§ **Short task**
Determine which lines of the records include the word "progress", and copy them.

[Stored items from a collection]

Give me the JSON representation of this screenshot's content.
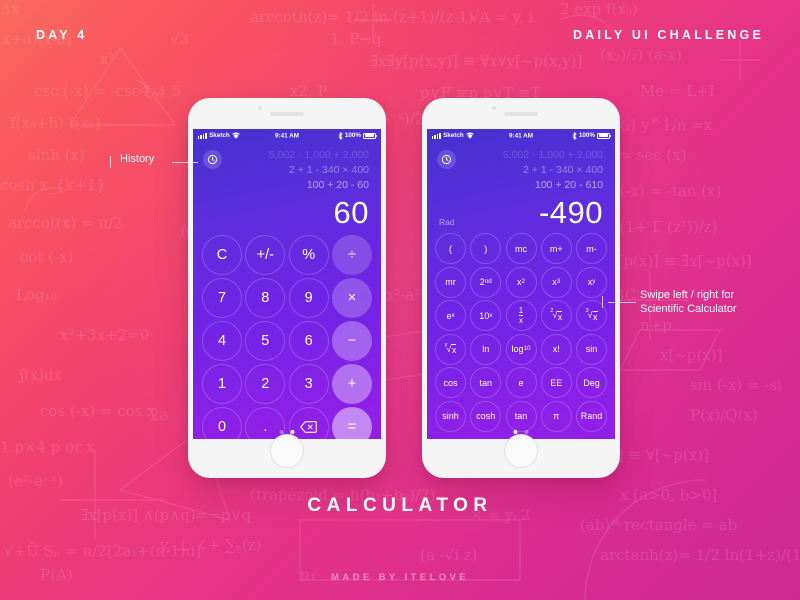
{
  "header": {
    "left": "DAY 4",
    "right": "DAILY UI CHALLENGE"
  },
  "footer": {
    "title": "CALCULATOR",
    "credit": "MADE BY ITELOVE"
  },
  "annotations": {
    "history": "History",
    "swipe_line1": "Swipe left / right for",
    "swipe_line2": "Scientific Calculator"
  },
  "statusbar": {
    "carrier": "Sketch",
    "time": "9:41 AM",
    "battery": "100%"
  },
  "colors": {
    "bg_start": "#fb6a5e",
    "bg_end": "#cc2a92",
    "screen_top": "#4530cf",
    "screen_bottom": "#931fe6",
    "phone_body": "#f6f5f6",
    "text": "#ffffff"
  },
  "phone1": {
    "icon": "history-clock-icon",
    "history": [
      "5,002 - 1,000 + 2,000",
      "2 + 1 - 340 × 400",
      "100 + 20 - 60"
    ],
    "result": "60",
    "page_dots": [
      false,
      true
    ],
    "keys": [
      [
        {
          "label": "C",
          "name": "clear",
          "style": "num"
        },
        {
          "label": "+/-",
          "name": "sign-toggle",
          "style": "num"
        },
        {
          "label": "%",
          "name": "percent",
          "style": "num"
        },
        {
          "label": "÷",
          "name": "divide",
          "style": "op op-1"
        }
      ],
      [
        {
          "label": "7",
          "name": "digit-7",
          "style": "num"
        },
        {
          "label": "8",
          "name": "digit-8",
          "style": "num"
        },
        {
          "label": "9",
          "name": "digit-9",
          "style": "num"
        },
        {
          "label": "×",
          "name": "multiply",
          "style": "op op-2"
        }
      ],
      [
        {
          "label": "4",
          "name": "digit-4",
          "style": "num"
        },
        {
          "label": "5",
          "name": "digit-5",
          "style": "num"
        },
        {
          "label": "6",
          "name": "digit-6",
          "style": "num"
        },
        {
          "label": "−",
          "name": "subtract",
          "style": "op op-3"
        }
      ],
      [
        {
          "label": "1",
          "name": "digit-1",
          "style": "num"
        },
        {
          "label": "2",
          "name": "digit-2",
          "style": "num"
        },
        {
          "label": "3",
          "name": "digit-3",
          "style": "num"
        },
        {
          "label": "+",
          "name": "add",
          "style": "op op-4"
        }
      ],
      [
        {
          "label": "0",
          "name": "digit-0",
          "style": "num"
        },
        {
          "label": ".",
          "name": "decimal-point",
          "style": "num"
        },
        {
          "label": "",
          "name": "backspace-icon",
          "style": "num",
          "icon": "backspace"
        },
        {
          "label": "=",
          "name": "equals",
          "style": "op op-5"
        }
      ]
    ]
  },
  "phone2": {
    "icon": "history-clock-icon",
    "history": [
      "5,002 - 1,000 + 2,000",
      "2 + 1 - 340 × 400",
      "100 + 20 - 610"
    ],
    "result": "-490",
    "angle_mode": "Rad",
    "page_dots": [
      true,
      false
    ],
    "keys": [
      [
        {
          "label": "(",
          "name": "paren-open"
        },
        {
          "label": ")",
          "name": "paren-close"
        },
        {
          "label": "mc",
          "name": "memory-clear"
        },
        {
          "label": "m+",
          "name": "memory-add"
        },
        {
          "label": "m-",
          "name": "memory-subtract"
        }
      ],
      [
        {
          "label": "mr",
          "name": "memory-recall"
        },
        {
          "label": "2nd",
          "name": "second-function",
          "sup": "nd",
          "base": "2"
        },
        {
          "label": "x²",
          "name": "x-squared",
          "sup": "2",
          "base": "x"
        },
        {
          "label": "x³",
          "name": "x-cubed",
          "sup": "3",
          "base": "x"
        },
        {
          "label": "xʸ",
          "name": "x-power-y",
          "sup": "y",
          "base": "x"
        }
      ],
      [
        {
          "label": "eˣ",
          "name": "e-power-x",
          "sup": "x",
          "base": "e"
        },
        {
          "label": "10ˣ",
          "name": "ten-power-x",
          "sup": "x",
          "base": "10"
        },
        {
          "label": "1/x",
          "name": "reciprocal",
          "frac": [
            "1",
            "x"
          ]
        },
        {
          "label": "²√x",
          "name": "square-root",
          "root": [
            "2",
            "x"
          ]
        },
        {
          "label": "³√x",
          "name": "cube-root",
          "root": [
            "3",
            "x"
          ]
        }
      ],
      [
        {
          "label": "ʸ√x",
          "name": "nth-root",
          "root": [
            "y",
            "x"
          ]
        },
        {
          "label": "ln",
          "name": "natural-log"
        },
        {
          "label": "log10",
          "name": "log-base-10",
          "sub": "10",
          "base": "log"
        },
        {
          "label": "x!",
          "name": "factorial"
        },
        {
          "label": "sin",
          "name": "sine"
        }
      ],
      [
        {
          "label": "cos",
          "name": "cosine"
        },
        {
          "label": "tan",
          "name": "tangent"
        },
        {
          "label": "e",
          "name": "euler-number"
        },
        {
          "label": "EE",
          "name": "exponent-entry"
        },
        {
          "label": "Deg",
          "name": "degree-mode"
        }
      ],
      [
        {
          "label": "sinh",
          "name": "hyperbolic-sine"
        },
        {
          "label": "cosh",
          "name": "hyperbolic-cosine"
        },
        {
          "label": "tan",
          "name": "hyperbolic-tangent"
        },
        {
          "label": "π",
          "name": "pi-constant"
        },
        {
          "label": "Rand",
          "name": "random-number"
        }
      ]
    ]
  }
}
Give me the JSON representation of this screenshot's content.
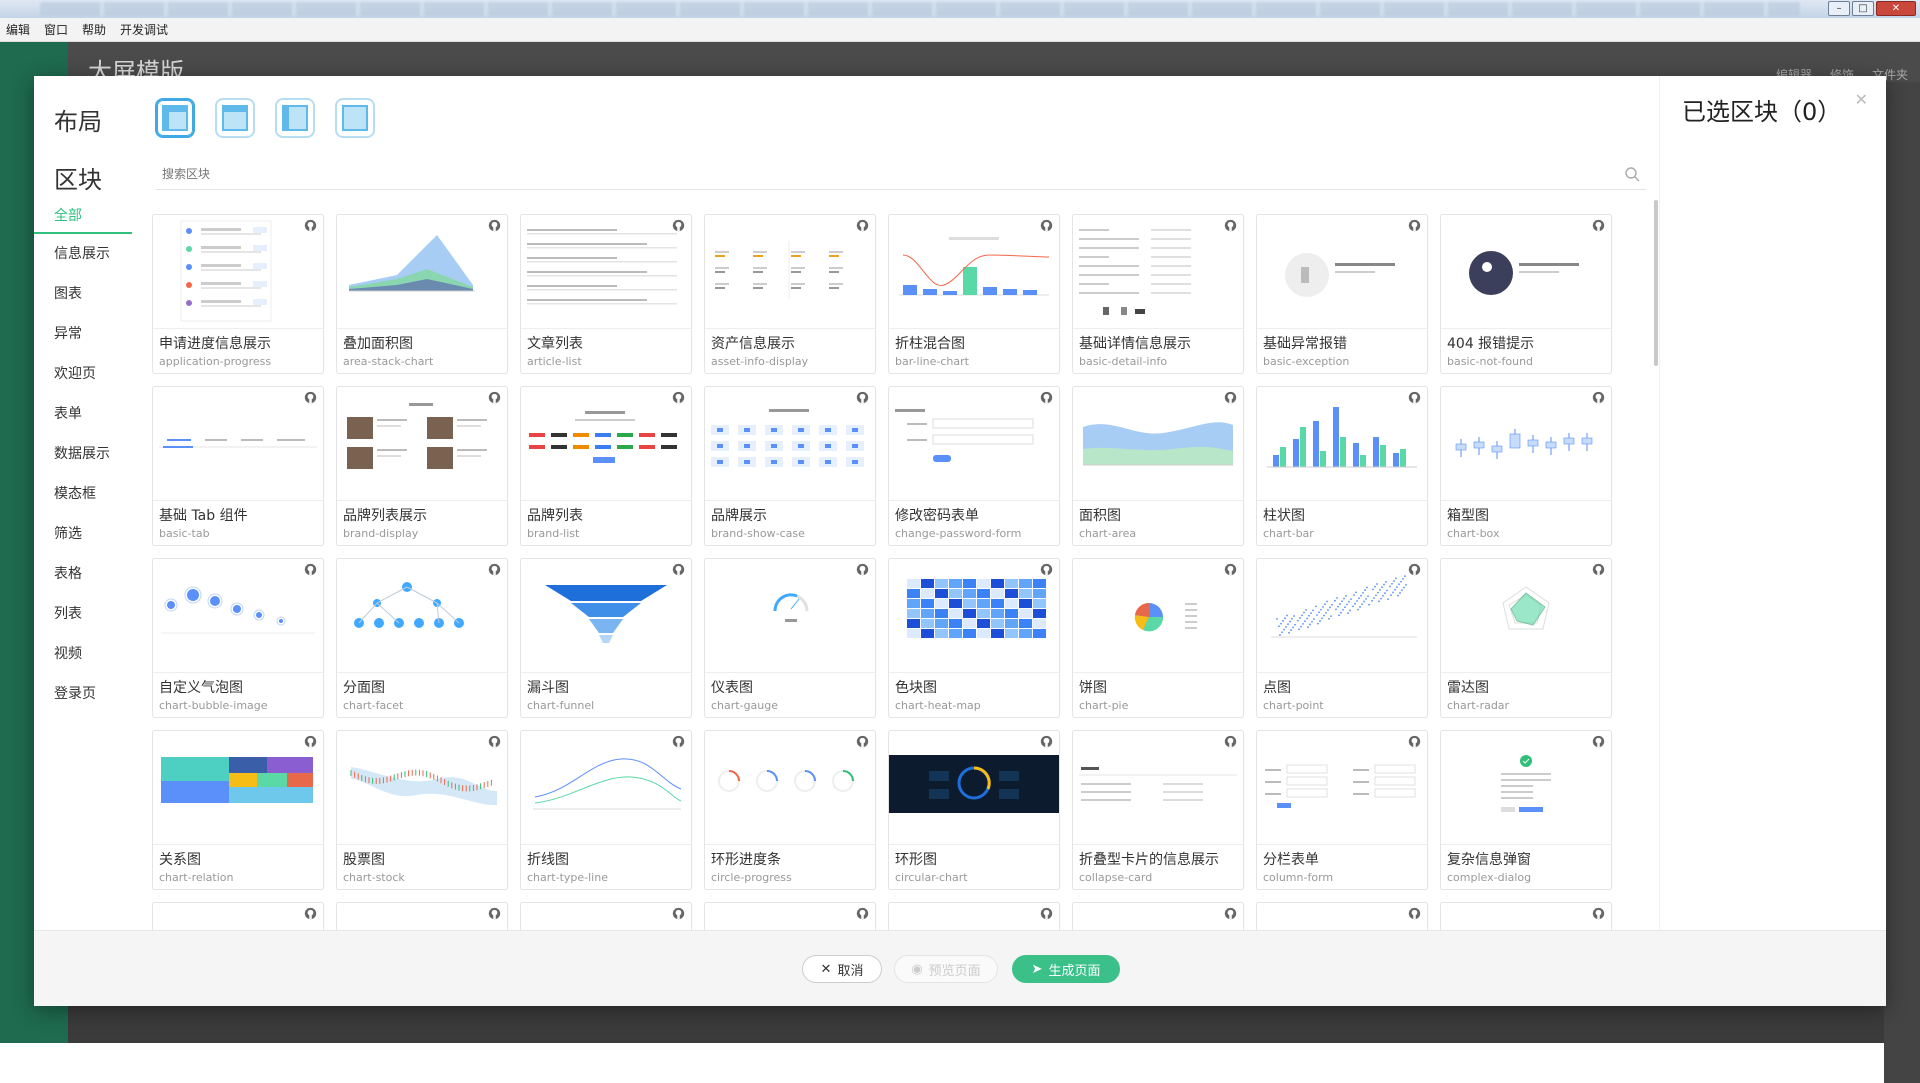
{
  "window": {
    "menus": [
      "编辑",
      "窗口",
      "帮助",
      "开发调试"
    ]
  },
  "app": {
    "title": "大屏模版",
    "header_right": [
      "编辑器",
      "修饰",
      "文件夹"
    ]
  },
  "modal": {
    "layout_heading": "布局",
    "block_heading": "区块",
    "layouts": [
      {
        "name": "layout-header-sidebar",
        "selected": true
      },
      {
        "name": "layout-header",
        "selected": false
      },
      {
        "name": "layout-sidebar",
        "selected": false
      },
      {
        "name": "layout-blank",
        "selected": false
      }
    ],
    "categories": [
      "全部",
      "信息展示",
      "图表",
      "异常",
      "欢迎页",
      "表单",
      "数据展示",
      "模态框",
      "筛选",
      "表格",
      "列表",
      "视频",
      "登录页"
    ],
    "active_category": "全部",
    "search_placeholder": "搜索区块",
    "selected_title": "已选区块（0）",
    "close_icon": "close-icon",
    "blocks": [
      {
        "name": "申请进度信息展示",
        "id": "application-progress",
        "thumb": "progress"
      },
      {
        "name": "叠加面积图",
        "id": "area-stack-chart",
        "thumb": "areastack"
      },
      {
        "name": "文章列表",
        "id": "article-list",
        "thumb": "list"
      },
      {
        "name": "资产信息展示",
        "id": "asset-info-display",
        "thumb": "asset"
      },
      {
        "name": "折柱混合图",
        "id": "bar-line-chart",
        "thumb": "barline"
      },
      {
        "name": "基础详情信息展示",
        "id": "basic-detail-info",
        "thumb": "detail"
      },
      {
        "name": "基础异常报错",
        "id": "basic-exception",
        "thumb": "exception"
      },
      {
        "name": "404 报错提示",
        "id": "basic-not-found",
        "thumb": "notfound"
      },
      {
        "name": "基础 Tab 组件",
        "id": "basic-tab",
        "thumb": "tab"
      },
      {
        "name": "品牌列表展示",
        "id": "brand-display",
        "thumb": "brandgrid"
      },
      {
        "name": "品牌列表",
        "id": "brand-list",
        "thumb": "brandlist"
      },
      {
        "name": "品牌展示",
        "id": "brand-show-case",
        "thumb": "showcase"
      },
      {
        "name": "修改密码表单",
        "id": "change-password-form",
        "thumb": "form"
      },
      {
        "name": "面积图",
        "id": "chart-area",
        "thumb": "area"
      },
      {
        "name": "柱状图",
        "id": "chart-bar",
        "thumb": "bar"
      },
      {
        "name": "箱型图",
        "id": "chart-box",
        "thumb": "box"
      },
      {
        "name": "自定义气泡图",
        "id": "chart-bubble-image",
        "thumb": "bubble"
      },
      {
        "name": "分面图",
        "id": "chart-facet",
        "thumb": "facet"
      },
      {
        "name": "漏斗图",
        "id": "chart-funnel",
        "thumb": "funnel"
      },
      {
        "name": "仪表图",
        "id": "chart-gauge",
        "thumb": "gauge"
      },
      {
        "name": "色块图",
        "id": "chart-heat-map",
        "thumb": "heat"
      },
      {
        "name": "饼图",
        "id": "chart-pie",
        "thumb": "pie"
      },
      {
        "name": "点图",
        "id": "chart-point",
        "thumb": "point"
      },
      {
        "name": "雷达图",
        "id": "chart-radar",
        "thumb": "radar"
      },
      {
        "name": "关系图",
        "id": "chart-relation",
        "thumb": "treemap"
      },
      {
        "name": "股票图",
        "id": "chart-stock",
        "thumb": "stock"
      },
      {
        "name": "折线图",
        "id": "chart-type-line",
        "thumb": "line"
      },
      {
        "name": "环形进度条",
        "id": "circle-progress",
        "thumb": "circles"
      },
      {
        "name": "环形图",
        "id": "circular-chart",
        "thumb": "dark"
      },
      {
        "name": "折叠型卡片的信息展示",
        "id": "collapse-card",
        "thumb": "collapse"
      },
      {
        "name": "分栏表单",
        "id": "column-form",
        "thumb": "colform"
      },
      {
        "name": "复杂信息弹窗",
        "id": "complex-dialog",
        "thumb": "dialog"
      },
      {
        "name": "",
        "id": "",
        "thumb": "blank"
      },
      {
        "name": "",
        "id": "",
        "thumb": "blank"
      },
      {
        "name": "",
        "id": "",
        "thumb": "blank"
      },
      {
        "name": "",
        "id": "",
        "thumb": "blank"
      },
      {
        "name": "",
        "id": "",
        "thumb": "blank"
      },
      {
        "name": "",
        "id": "",
        "thumb": "blank"
      },
      {
        "name": "",
        "id": "",
        "thumb": "blank"
      },
      {
        "name": "",
        "id": "",
        "thumb": "blank"
      }
    ],
    "footer": {
      "cancel": "取消",
      "preview": "预览页面",
      "generate": "生成页面"
    }
  },
  "colors": {
    "accent": "#2fc07e",
    "primary_button": "#3cc08a",
    "layout_icon": "#5fb9ea"
  }
}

§ **Reply to the exercise**
        "id": "application-progress",
        "thumb": "progress"
        "id": "circle-progress",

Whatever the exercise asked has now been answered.